**Task inputs:**
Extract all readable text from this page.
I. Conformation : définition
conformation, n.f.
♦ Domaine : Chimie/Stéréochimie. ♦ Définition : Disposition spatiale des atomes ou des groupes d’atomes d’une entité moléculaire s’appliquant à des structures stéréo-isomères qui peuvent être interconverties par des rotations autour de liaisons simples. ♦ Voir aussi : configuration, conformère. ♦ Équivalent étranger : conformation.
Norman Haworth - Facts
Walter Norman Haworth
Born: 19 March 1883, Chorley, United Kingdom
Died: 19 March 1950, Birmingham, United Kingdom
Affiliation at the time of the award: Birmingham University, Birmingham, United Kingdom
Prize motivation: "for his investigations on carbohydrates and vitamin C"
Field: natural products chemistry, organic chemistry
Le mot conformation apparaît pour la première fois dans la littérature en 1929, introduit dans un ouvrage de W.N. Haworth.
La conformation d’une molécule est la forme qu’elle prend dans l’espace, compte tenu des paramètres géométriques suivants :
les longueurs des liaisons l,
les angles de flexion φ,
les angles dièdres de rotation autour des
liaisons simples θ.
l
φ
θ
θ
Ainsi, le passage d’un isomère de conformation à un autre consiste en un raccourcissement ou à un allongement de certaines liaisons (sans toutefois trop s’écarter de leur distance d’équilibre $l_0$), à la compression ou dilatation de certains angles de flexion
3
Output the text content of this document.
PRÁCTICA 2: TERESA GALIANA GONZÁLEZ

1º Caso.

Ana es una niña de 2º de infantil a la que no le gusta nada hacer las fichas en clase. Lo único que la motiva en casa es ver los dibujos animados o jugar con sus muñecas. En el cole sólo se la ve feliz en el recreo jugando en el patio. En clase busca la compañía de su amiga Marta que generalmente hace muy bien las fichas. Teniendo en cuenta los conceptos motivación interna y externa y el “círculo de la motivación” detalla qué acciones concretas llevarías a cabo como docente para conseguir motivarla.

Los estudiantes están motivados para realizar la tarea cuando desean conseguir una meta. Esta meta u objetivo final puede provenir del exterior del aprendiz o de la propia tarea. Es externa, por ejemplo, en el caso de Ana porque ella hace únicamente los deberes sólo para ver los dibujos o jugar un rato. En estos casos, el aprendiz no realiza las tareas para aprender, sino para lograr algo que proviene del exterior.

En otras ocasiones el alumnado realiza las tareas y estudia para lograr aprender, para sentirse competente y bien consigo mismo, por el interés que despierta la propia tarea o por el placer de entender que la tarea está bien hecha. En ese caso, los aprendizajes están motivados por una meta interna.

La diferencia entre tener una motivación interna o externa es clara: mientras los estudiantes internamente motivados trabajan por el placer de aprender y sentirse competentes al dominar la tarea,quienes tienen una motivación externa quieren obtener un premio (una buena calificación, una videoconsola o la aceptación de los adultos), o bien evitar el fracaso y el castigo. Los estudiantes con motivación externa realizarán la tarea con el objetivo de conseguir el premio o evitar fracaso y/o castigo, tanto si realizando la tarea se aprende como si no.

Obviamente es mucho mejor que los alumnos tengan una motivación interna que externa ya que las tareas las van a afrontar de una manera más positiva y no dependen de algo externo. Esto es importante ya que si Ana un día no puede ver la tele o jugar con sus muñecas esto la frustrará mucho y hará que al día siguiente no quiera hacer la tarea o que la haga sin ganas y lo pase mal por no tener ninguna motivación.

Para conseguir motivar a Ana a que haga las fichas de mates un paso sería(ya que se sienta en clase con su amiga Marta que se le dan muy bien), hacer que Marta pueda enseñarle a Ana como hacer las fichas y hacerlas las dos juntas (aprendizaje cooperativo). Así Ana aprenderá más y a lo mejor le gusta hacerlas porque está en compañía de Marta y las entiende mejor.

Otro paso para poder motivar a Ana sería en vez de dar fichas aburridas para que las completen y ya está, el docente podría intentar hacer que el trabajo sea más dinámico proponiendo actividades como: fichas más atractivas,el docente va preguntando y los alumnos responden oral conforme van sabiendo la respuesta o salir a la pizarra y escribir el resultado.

**Set exercise:** Copy out the material above in its entirety. Every detail must match.

**Exercise output:**
Extract all readable text from this page.
I. Conformation : définition
conformation, n.f.
♦ Domaine : Chimie/Stéréochimie. ♦ Définition : Disposition spatiale des atomes ou des groupes d’atomes d’une entité moléculaire s’appliquant à des structures stéréo-isomères qui peuvent être interconverties par des rotations autour de liaisons simples. ♦ Voir aussi : configuration, conformère. ♦ Équivalent étranger : conformation.
Norman Haworth - Facts
Walter Norman Haworth
Born: 19 March 1883, Chorley, United Kingdom
Died: 19 March 1950, Birmingham, United Kingdom
Affiliation at the time of the award: Birmingham University, Birmingham, United Kingdom
Prize motivation: "for his investigations on carbohydrates and vitamin C"
Field: natural products chemistry, organic chemistry
Le mot conformation apparaît pour la première fois dans la littérature en 1929, introduit dans un ouvrage de W.N. Haworth.
La conformation d’une molécule est la forme qu’elle prend dans l’espace, compte tenu des paramètres géométriques suivants :
les longueurs des liaisons l,
les angles de flexion φ,
les angles dièdres de rotation autour des
liaisons simples θ.
l
φ
θ
θ
Ainsi, le passage d’un isomère de conformation à un autre consiste en un raccourcissement ou à un allongement de certaines liaisons (sans toutefois trop s’écarter de leur distance d’équilibre $l_0$), à la compression ou dilatation de certains angles de flexion
3
Output the text content of this document.
PRÁCTICA 2: TERESA GALIANA GONZÁLEZ

1º Caso.

Ana es una niña de 2º de infantil a la que no le gusta nada hacer las fichas en clase. Lo único que la motiva en casa es ver los dibujos animados o jugar con sus muñecas. En el cole sólo se la ve feliz en el recreo jugando en el patio. En clase busca la compañía de su amiga Marta que generalmente hace muy bien las fichas. Teniendo en cuenta los conceptos motivación interna y externa y el “círculo de la motivación” detalla qué acciones concretas llevarías a cabo como docente para conseguir motivarla.

Los estudiantes están motivados para realizar la tarea cuando desean conseguir una meta. Esta meta u objetivo final puede provenir del exterior del aprendiz o de la propia tarea. Es externa, por ejemplo, en el caso de Ana porque ella hace únicamente los deberes sólo para ver los dibujos o jugar un rato. En estos casos, el aprendiz no realiza las tareas para aprender, sino para lograr algo que proviene del exterior.

En otras ocasiones el alumnado realiza las tareas y estudia para lograr aprender, para sentirse competente y bien consigo mismo, por el interés que despierta la propia tarea o por el placer de entender que la tarea está bien hecha. En ese caso, los aprendizajes están motivados por una meta interna.

La diferencia entre tener una motivación interna o externa es clara: mientras los estudiantes internamente motivados trabajan por el placer de aprender y sentirse competentes al dominar la tarea,quienes tienen una motivación externa quieren obtener un premio (una buena calificación, una videoconsola o la aceptación de los adultos), o bien evitar el fracaso y el castigo. Los estudiantes con motivación externa realizarán la tarea con el objetivo de conseguir el premio o evitar fracaso y/o castigo, tanto si realizando la tarea se aprende como si no.

Obviamente es mucho mejor que los alumnos tengan una motivación interna que externa ya que las tareas las van a afrontar de una manera más positiva y no dependen de algo externo. Esto es importante ya que si Ana un día no puede ver la tele o jugar con sus muñecas esto la frustrará mucho y hará que al día siguiente no quiera hacer la tarea o que la haga sin ganas y lo pase mal por no tener ninguna motivación.

Para conseguir motivar a Ana a que haga las fichas de mates un paso sería(ya que se sienta en clase con su amiga Marta que se le dan muy bien), hacer que Marta pueda enseñarle a Ana como hacer las fichas y hacerlas las dos juntas (aprendizaje cooperativo). Así Ana aprenderá más y a lo mejor le gusta hacerlas porque está en compañía de Marta y las entiende mejor.

Otro paso para poder motivar a Ana sería en vez de dar fichas aburridas para que las completen y ya está, el docente podría intentar hacer que el trabajo sea más dinámico proponiendo actividades como: fichas más atractivas,el docente va preguntando y los alumnos responden oral conforme van sabiendo la respuesta o salir a la pizarra y escribir el resultado.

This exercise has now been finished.